[PROBLEM TO SOLVE] Tally every line of the listing below that holds "true", then give the tally alone.
====
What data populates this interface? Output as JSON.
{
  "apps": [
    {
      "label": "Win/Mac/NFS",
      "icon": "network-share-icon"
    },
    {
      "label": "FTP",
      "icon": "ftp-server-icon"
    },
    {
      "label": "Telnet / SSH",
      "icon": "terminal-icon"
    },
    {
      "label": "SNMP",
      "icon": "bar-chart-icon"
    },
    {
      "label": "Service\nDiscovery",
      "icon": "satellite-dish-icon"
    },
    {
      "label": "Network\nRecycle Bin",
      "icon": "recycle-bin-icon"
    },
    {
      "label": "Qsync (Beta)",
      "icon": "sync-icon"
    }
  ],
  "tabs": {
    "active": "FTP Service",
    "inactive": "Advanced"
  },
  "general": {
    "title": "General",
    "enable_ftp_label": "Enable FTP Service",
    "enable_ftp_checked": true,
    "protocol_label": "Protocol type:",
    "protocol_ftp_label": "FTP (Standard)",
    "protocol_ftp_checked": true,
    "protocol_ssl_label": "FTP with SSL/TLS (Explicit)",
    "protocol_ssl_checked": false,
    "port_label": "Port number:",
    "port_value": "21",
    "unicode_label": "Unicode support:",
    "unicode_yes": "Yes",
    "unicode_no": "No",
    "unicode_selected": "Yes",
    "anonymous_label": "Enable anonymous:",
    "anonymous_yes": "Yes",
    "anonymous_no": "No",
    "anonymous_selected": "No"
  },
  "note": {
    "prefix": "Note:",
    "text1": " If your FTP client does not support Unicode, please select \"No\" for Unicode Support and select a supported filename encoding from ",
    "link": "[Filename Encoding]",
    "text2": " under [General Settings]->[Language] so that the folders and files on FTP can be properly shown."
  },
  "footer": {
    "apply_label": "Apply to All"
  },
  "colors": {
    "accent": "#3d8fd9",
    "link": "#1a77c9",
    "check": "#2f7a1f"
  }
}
====
[SOLUTION TO THIS PROBLEM] 2